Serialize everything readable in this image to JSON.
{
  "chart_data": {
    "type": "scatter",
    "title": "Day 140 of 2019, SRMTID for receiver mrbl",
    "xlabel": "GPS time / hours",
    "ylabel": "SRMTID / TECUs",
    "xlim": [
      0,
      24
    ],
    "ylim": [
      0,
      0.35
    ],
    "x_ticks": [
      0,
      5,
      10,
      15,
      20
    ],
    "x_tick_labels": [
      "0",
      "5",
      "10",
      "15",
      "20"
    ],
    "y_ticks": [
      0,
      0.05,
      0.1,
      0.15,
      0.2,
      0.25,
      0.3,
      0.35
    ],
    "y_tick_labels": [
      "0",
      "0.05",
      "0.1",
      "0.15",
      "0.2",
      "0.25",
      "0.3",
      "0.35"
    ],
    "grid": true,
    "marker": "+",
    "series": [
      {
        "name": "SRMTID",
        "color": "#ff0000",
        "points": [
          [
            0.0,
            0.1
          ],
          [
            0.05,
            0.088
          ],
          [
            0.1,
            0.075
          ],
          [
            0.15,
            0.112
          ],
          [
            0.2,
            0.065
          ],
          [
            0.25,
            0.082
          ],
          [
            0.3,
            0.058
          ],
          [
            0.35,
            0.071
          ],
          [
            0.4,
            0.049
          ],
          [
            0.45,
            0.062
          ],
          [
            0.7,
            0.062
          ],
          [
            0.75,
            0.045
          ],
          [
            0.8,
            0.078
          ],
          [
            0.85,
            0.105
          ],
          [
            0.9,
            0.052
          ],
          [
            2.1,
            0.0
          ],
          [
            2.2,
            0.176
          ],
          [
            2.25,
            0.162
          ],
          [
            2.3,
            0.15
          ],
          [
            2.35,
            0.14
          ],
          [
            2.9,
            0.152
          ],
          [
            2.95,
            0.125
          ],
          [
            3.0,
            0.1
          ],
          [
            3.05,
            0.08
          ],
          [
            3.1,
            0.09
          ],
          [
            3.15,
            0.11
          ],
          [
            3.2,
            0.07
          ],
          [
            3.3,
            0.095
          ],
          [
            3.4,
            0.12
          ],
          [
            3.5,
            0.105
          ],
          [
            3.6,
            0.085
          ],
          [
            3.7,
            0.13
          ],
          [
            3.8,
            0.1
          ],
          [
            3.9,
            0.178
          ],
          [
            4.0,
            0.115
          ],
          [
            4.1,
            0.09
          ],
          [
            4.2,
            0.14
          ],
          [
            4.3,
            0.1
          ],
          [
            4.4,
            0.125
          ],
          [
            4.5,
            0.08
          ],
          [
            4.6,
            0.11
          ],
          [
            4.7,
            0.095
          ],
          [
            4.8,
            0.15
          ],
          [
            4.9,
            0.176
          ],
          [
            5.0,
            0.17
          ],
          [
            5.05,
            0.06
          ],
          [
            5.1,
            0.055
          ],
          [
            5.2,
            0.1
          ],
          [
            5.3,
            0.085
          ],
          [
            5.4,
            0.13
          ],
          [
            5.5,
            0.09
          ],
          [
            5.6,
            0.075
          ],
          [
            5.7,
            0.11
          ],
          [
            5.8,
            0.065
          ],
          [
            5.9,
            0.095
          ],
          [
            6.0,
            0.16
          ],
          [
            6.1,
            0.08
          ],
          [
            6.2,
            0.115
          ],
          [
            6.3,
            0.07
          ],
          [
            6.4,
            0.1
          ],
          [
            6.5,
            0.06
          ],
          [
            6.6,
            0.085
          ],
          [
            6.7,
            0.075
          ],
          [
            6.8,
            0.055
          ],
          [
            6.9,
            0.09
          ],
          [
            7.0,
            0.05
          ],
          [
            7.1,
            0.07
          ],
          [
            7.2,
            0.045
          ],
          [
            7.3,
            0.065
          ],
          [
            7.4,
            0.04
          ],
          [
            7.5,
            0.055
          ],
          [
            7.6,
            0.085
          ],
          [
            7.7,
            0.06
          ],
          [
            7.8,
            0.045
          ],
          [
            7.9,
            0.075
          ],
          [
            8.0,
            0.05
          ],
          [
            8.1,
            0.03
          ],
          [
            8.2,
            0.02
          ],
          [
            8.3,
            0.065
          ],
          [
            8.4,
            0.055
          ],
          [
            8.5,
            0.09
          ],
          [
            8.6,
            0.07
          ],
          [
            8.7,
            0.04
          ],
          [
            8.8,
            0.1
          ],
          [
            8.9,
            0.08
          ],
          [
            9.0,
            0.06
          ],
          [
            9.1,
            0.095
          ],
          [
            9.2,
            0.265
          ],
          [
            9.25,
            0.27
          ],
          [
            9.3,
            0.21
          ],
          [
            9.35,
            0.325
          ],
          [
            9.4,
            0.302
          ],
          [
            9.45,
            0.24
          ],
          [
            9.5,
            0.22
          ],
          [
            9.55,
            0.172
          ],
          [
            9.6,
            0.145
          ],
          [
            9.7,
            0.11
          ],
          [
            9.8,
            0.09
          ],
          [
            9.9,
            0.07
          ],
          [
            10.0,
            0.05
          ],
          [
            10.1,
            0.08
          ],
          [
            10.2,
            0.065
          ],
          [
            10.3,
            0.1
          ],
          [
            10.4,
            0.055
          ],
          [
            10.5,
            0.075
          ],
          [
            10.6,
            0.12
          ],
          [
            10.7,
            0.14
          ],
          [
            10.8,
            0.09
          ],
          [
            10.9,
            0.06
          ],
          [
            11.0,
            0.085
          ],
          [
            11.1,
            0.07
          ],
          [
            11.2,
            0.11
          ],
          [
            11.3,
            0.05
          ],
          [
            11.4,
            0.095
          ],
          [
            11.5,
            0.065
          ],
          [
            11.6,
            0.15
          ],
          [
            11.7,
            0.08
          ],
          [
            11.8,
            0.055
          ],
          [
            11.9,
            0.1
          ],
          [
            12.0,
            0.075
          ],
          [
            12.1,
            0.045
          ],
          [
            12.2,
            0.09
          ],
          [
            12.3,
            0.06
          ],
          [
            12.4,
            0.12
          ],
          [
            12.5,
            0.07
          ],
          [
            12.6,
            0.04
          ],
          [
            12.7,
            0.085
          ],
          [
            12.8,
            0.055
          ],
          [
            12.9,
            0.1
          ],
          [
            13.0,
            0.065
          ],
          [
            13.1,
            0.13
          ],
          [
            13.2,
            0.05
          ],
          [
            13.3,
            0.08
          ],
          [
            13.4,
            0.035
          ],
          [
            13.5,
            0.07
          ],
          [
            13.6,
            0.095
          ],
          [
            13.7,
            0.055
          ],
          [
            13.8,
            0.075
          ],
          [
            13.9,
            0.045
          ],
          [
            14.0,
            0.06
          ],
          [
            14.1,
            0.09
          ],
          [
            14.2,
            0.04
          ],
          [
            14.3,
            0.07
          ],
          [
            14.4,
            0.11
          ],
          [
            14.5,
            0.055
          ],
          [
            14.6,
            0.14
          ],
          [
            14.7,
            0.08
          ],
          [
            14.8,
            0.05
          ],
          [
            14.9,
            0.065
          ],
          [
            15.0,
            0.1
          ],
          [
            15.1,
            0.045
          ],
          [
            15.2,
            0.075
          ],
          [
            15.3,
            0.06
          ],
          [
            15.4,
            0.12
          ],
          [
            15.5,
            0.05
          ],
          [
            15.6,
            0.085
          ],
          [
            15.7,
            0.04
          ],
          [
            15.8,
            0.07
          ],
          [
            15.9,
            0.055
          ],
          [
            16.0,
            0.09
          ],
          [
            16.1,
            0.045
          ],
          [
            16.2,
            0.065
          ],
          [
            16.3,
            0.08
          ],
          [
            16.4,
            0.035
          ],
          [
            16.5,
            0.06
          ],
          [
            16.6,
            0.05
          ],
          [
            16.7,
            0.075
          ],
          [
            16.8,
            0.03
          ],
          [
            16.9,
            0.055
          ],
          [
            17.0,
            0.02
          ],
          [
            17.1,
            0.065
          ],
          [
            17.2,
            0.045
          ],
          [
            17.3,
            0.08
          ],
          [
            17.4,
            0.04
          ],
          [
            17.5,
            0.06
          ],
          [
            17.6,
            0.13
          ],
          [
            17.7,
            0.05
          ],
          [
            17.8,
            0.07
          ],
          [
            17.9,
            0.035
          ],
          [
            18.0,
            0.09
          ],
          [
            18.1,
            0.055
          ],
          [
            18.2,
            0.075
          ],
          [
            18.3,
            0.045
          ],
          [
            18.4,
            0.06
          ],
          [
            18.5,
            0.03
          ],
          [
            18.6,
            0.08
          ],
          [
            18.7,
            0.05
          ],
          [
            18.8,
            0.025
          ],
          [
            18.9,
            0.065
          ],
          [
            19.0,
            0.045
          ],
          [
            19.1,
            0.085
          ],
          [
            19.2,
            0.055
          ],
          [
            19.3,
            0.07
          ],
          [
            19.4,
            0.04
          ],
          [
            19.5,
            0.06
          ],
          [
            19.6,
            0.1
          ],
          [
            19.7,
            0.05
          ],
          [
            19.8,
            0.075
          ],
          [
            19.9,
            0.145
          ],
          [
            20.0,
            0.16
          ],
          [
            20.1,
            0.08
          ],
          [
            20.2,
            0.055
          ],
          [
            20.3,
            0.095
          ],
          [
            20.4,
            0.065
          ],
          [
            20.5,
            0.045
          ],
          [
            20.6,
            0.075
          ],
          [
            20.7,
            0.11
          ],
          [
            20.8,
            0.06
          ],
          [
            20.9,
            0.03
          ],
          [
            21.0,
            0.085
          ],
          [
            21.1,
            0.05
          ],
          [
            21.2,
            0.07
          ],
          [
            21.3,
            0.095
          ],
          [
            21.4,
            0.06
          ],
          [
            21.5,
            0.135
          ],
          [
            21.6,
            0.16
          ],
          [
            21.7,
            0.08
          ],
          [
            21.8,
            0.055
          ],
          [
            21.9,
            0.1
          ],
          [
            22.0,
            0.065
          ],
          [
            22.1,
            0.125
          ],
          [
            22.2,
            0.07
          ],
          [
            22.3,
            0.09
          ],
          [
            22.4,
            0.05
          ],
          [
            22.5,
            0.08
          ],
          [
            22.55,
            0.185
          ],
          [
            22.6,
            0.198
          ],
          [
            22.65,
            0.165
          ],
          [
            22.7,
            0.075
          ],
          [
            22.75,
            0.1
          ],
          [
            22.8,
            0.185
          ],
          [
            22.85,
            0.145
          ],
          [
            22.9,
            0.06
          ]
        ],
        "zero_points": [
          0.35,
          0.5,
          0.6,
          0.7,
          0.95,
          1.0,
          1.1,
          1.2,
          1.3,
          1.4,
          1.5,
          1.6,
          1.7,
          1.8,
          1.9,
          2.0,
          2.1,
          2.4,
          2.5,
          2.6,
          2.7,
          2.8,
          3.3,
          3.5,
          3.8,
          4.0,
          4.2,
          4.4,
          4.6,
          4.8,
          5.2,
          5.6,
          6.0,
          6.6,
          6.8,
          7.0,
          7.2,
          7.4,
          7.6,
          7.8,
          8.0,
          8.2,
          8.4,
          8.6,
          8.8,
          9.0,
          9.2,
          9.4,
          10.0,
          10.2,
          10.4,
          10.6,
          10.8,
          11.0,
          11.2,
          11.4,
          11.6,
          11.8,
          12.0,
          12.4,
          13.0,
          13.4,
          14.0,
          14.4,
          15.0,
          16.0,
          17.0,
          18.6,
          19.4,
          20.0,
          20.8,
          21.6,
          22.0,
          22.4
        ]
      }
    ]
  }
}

● Work required
Check each line of the records for the word "SRMTID", and show the lines that contain it.

● Reply
    "title": "Day 140 of 2019, SRMTID for receiver mrbl",
    "ylabel": "SRMTID / TECUs",
        "name": "SRMTID",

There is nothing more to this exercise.